■ **Source material**:
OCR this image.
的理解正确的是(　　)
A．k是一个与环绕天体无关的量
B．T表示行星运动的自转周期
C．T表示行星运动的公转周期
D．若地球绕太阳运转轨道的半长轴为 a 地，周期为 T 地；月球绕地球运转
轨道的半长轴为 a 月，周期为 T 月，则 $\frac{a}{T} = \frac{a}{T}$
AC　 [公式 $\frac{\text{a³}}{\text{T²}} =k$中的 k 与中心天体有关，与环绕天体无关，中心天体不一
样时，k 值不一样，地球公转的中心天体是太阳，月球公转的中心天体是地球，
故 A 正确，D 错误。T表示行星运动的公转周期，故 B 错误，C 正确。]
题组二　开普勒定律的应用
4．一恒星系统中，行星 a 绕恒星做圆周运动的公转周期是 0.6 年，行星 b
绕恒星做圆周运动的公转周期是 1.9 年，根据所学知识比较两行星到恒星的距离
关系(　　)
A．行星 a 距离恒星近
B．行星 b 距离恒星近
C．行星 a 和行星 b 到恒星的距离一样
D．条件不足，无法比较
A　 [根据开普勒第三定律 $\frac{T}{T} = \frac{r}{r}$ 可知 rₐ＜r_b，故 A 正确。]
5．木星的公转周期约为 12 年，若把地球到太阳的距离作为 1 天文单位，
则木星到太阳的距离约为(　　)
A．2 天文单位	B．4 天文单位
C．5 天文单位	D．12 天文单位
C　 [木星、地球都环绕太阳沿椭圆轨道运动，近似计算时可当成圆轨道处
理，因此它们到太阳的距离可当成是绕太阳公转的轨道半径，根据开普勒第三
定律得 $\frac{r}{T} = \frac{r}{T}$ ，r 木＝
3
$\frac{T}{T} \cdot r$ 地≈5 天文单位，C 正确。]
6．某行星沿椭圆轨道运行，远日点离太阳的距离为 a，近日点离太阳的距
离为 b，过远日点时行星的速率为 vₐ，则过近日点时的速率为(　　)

■ **Description of the task**:
Without leaving anything out, give the entries again exactly.

■ **Worked answer**:
OCR this image.
的理解正确的是(　　)
A．k是一个与环绕天体无关的量
B．T表示行星运动的自转周期
C．T表示行星运动的公转周期
D．若地球绕太阳运转轨道的半长轴为 a 地，周期为 T 地；月球绕地球运转
轨道的半长轴为 a 月，周期为 T 月，则 $\frac{a}{T} = \frac{a}{T}$
AC　 [公式 $\frac{\text{a³}}{\text{T²}} =k$中的 k 与中心天体有关，与环绕天体无关，中心天体不一
样时，k 值不一样，地球公转的中心天体是太阳，月球公转的中心天体是地球，
故 A 正确，D 错误。T表示行星运动的公转周期，故 B 错误，C 正确。]
题组二　开普勒定律的应用
4．一恒星系统中，行星 a 绕恒星做圆周运动的公转周期是 0.6 年，行星 b
绕恒星做圆周运动的公转周期是 1.9 年，根据所学知识比较两行星到恒星的距离
关系(　　)
A．行星 a 距离恒星近
B．行星 b 距离恒星近
C．行星 a 和行星 b 到恒星的距离一样
D．条件不足，无法比较
A　 [根据开普勒第三定律 $\frac{T}{T} = \frac{r}{r}$ 可知 rₐ＜r_b，故 A 正确。]
5．木星的公转周期约为 12 年，若把地球到太阳的距离作为 1 天文单位，
则木星到太阳的距离约为(　　)
A．2 天文单位	B．4 天文单位
C．5 天文单位	D．12 天文单位
C　 [木星、地球都环绕太阳沿椭圆轨道运动，近似计算时可当成圆轨道处
理，因此它们到太阳的距离可当成是绕太阳公转的轨道半径，根据开普勒第三
定律得 $\frac{r}{T} = \frac{r}{T}$ ，r 木＝
3
$\frac{T}{T} \cdot r$ 地≈5 天文单位，C 正确。]
6．某行星沿椭圆轨道运行，远日点离太阳的距离为 a，近日点离太阳的距
离为 b，过远日点时行星的速率为 vₐ，则过近日点时的速率为(　　)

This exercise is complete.